Goal: Within the listing below, locate all lines containing the word "only". Copy each one.
# START OF Data extract
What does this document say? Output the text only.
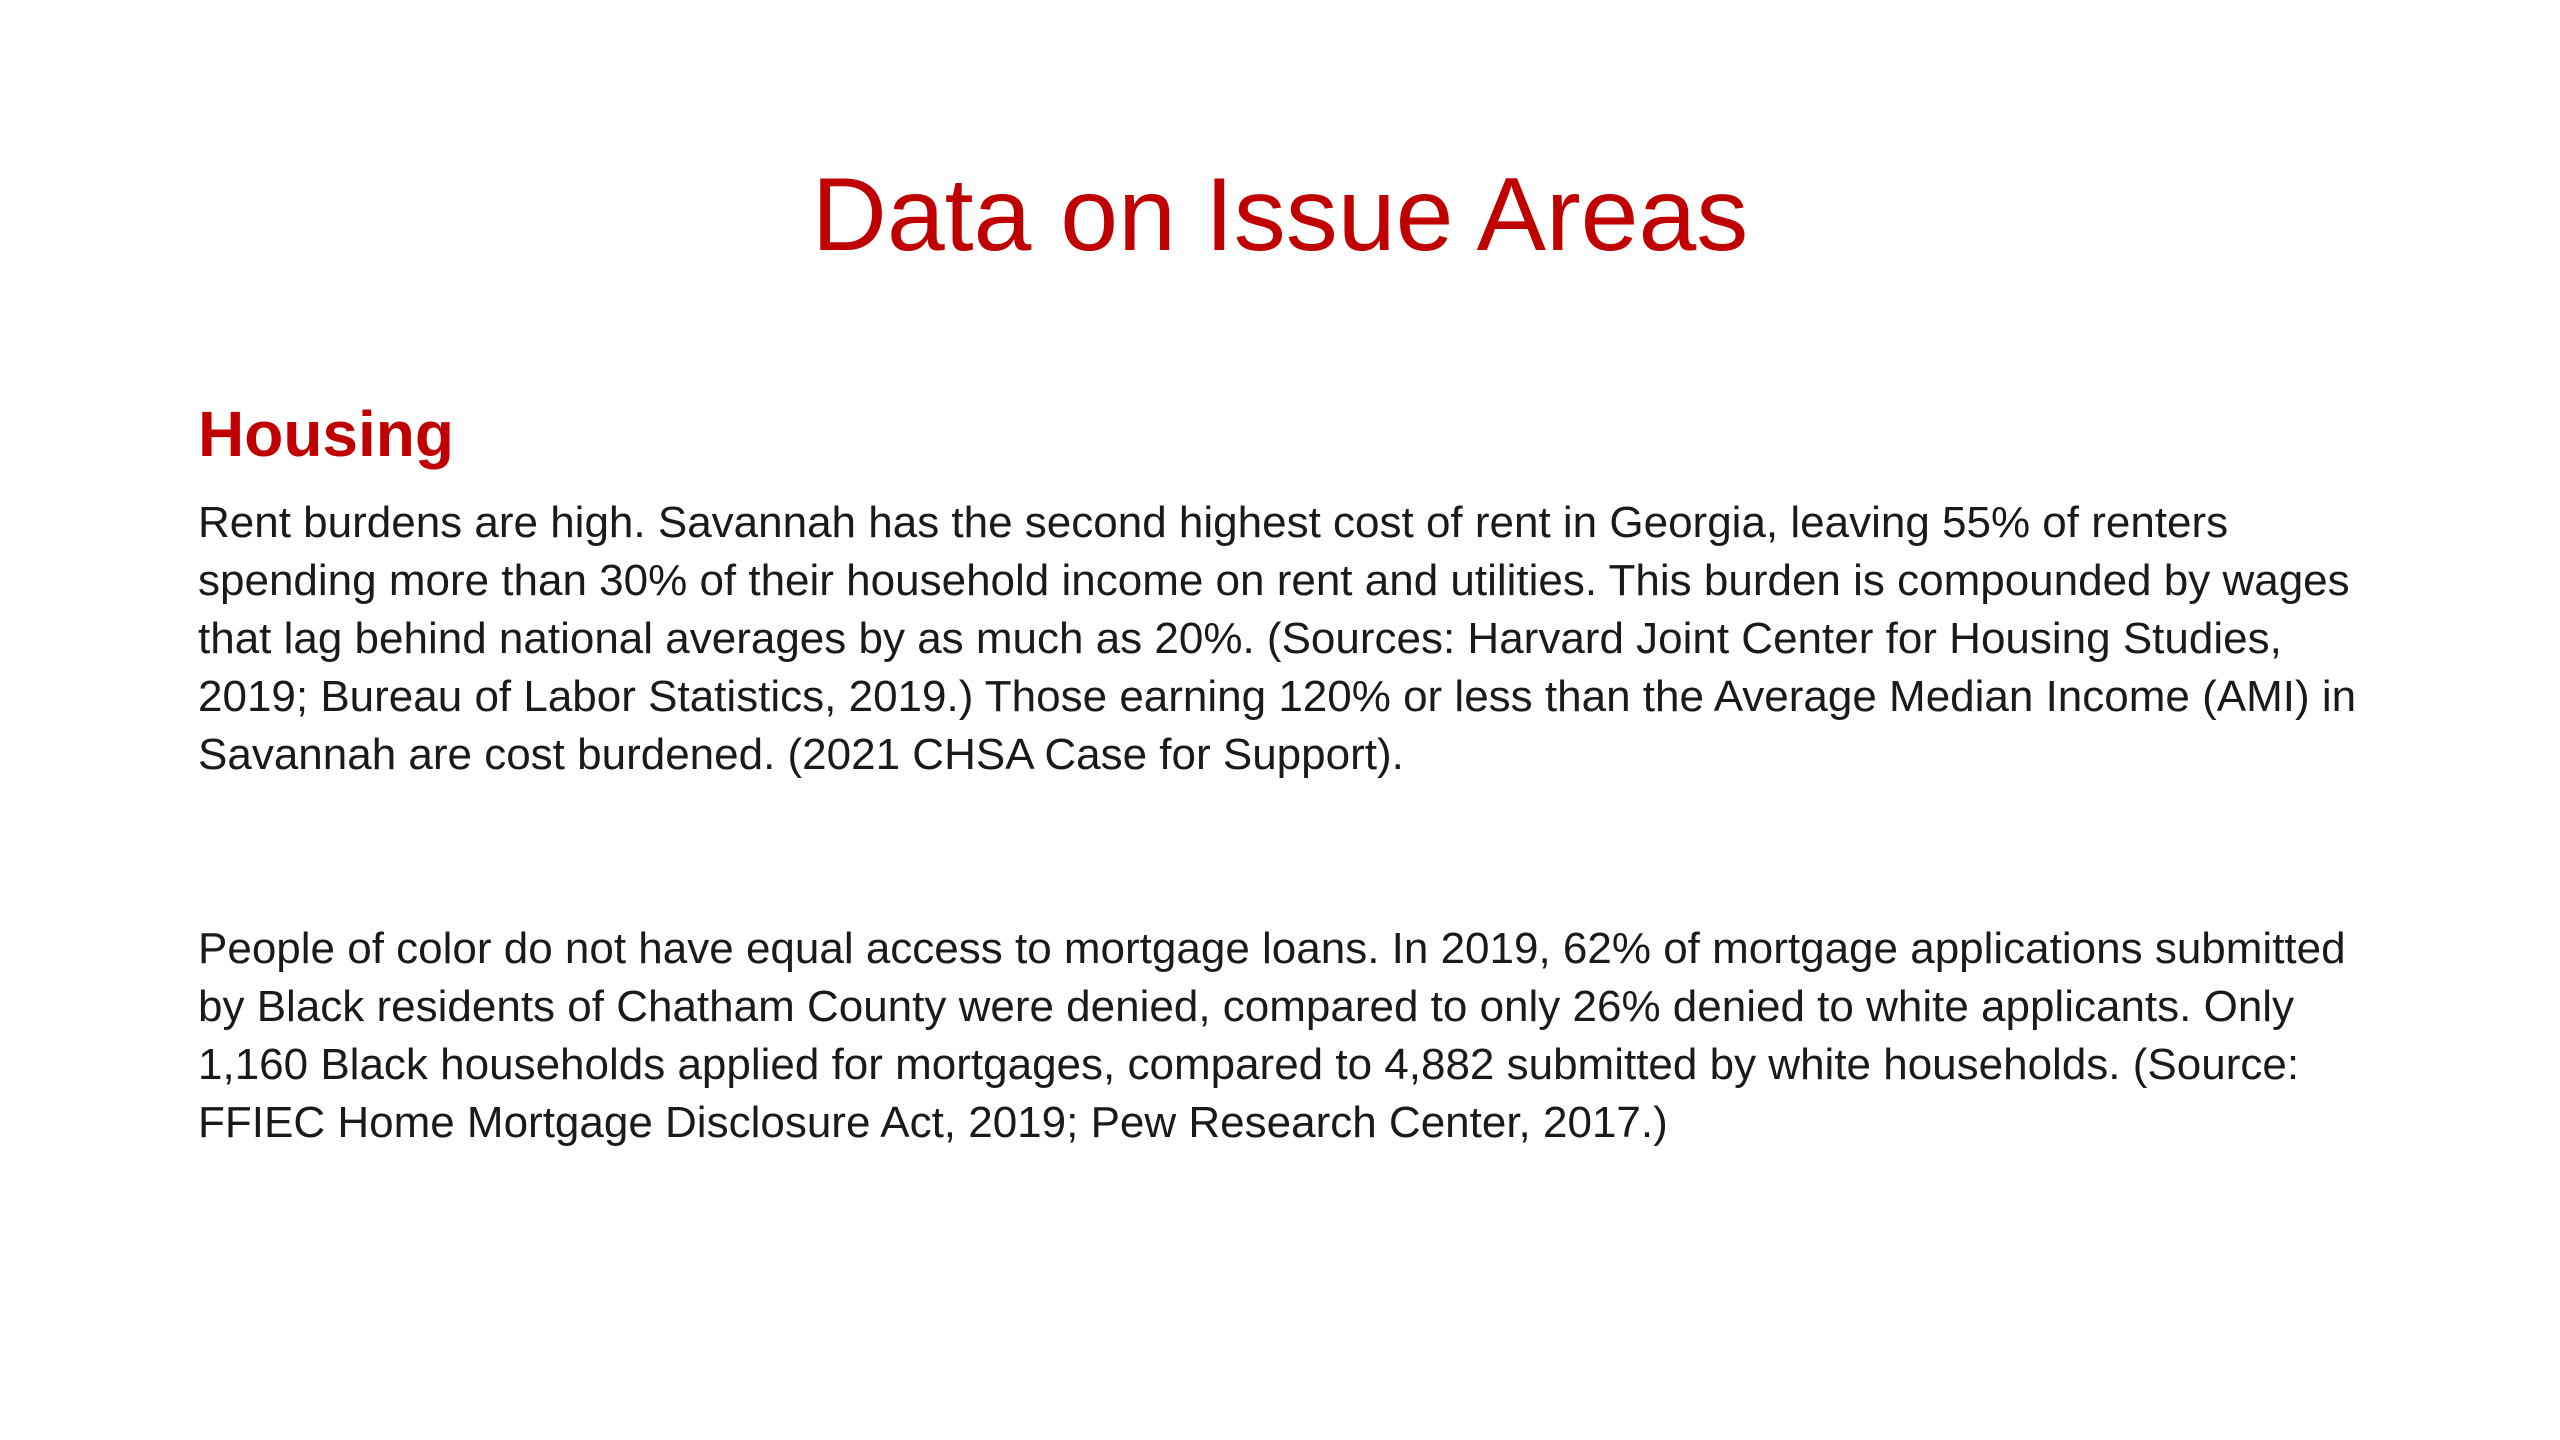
Data on Issue Areas
Housing

Rent burdens are high. Savannah has the second highest cost of rent in Georgia, leaving 55% of renters spending more than 30% of their household income on rent and utilities. This burden is compounded by wages that lag behind national averages by as much as 20%. (Sources: Harvard Joint Center for Housing Studies, 2019; Bureau of Labor Statistics, 2019.) Those earning 120% or less than the Average Median Income (AMI) in Savannah are cost burdened. (2021 CHSA Case for Support).

People of color do not have equal access to mortgage loans. In 2019, 62% of mortgage applications submitted by Black residents of Chatham County were denied, compared to only 26% denied to white applicants. Only 1,160 Black households applied for mortgages, compared to 4,882 submitted by white households. (Source: FFIEC Home Mortgage Disclosure Act, 2019; Pew Research Center, 2017.)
# END OF Data extract
Response:
What does this document say? Output the text only.
People of color do not have equal access to mortgage loans. In 2019, 62% of mortgage applications submitted by Black residents of Chatham County were denied, compared to only 26% denied to white applicants. Only 1,160 Black households applied for mortgages, compared to 4,882 submitted by white households. (Source: FFIEC Home Mortgage Disclosure Act, 2019; Pew Research Center, 2017.)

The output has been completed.